*Exercise prompt*
Would you transcribe all of the data exactly, down to the last character?
· · · · · · ·
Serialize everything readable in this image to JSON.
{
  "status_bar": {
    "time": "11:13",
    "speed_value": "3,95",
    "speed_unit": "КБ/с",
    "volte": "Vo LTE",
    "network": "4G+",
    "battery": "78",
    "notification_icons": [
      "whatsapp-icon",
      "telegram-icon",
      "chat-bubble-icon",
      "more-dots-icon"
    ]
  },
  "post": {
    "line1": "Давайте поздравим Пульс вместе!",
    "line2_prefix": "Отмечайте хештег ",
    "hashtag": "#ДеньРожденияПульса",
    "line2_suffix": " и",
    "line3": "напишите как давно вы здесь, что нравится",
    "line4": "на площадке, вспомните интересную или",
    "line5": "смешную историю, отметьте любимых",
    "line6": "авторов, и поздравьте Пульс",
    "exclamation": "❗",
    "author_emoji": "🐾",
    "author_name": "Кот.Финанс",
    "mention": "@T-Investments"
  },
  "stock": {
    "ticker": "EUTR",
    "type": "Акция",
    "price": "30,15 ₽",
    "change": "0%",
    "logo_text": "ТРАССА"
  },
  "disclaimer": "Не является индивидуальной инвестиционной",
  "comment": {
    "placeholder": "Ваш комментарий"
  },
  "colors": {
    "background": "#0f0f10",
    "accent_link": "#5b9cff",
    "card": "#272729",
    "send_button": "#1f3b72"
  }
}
· · · · · · ·
*Exercise response*
Serialize everything readable in this image to JSON.
{
  "status_bar": {
    "time": "11:13",
    "speed_value": "3,95",
    "speed_unit": "КБ/с",
    "volte": "Vo LTE",
    "network": "4G+",
    "battery": "78",
    "notification_icons": [
      "whatsapp-icon",
      "telegram-icon",
      "chat-bubble-icon",
      "more-dots-icon"
    ]
  },
  "post": {
    "line1": "Давайте поздравим Пульс вместе!",
    "line2_prefix": "Отмечайте хештег ",
    "hashtag": "#ДеньРожденияПульса",
    "line2_suffix": " и",
    "line3": "напишите как давно вы здесь, что нравится",
    "line4": "на площадке, вспомните интересную или",
    "line5": "смешную историю, отметьте любимых",
    "line6": "авторов, и поздравьте Пульс",
    "exclamation": "❗",
    "author_emoji": "🐾",
    "author_name": "Кот.Финанс",
    "mention": "@T-Investments"
  },
  "stock": {
    "ticker": "EUTR",
    "type": "Акция",
    "price": "30,15 ₽",
    "change": "0%",
    "logo_text": "ТРАССА"
  },
  "disclaimer": "Не является индивидуальной инвестиционной",
  "comment": {
    "placeholder": "Ваш комментарий"
  },
  "colors": {
    "background": "#0f0f10",
    "accent_link": "#5b9cff",
    "card": "#272729",
    "send_button": "#1f3b72"
  }
}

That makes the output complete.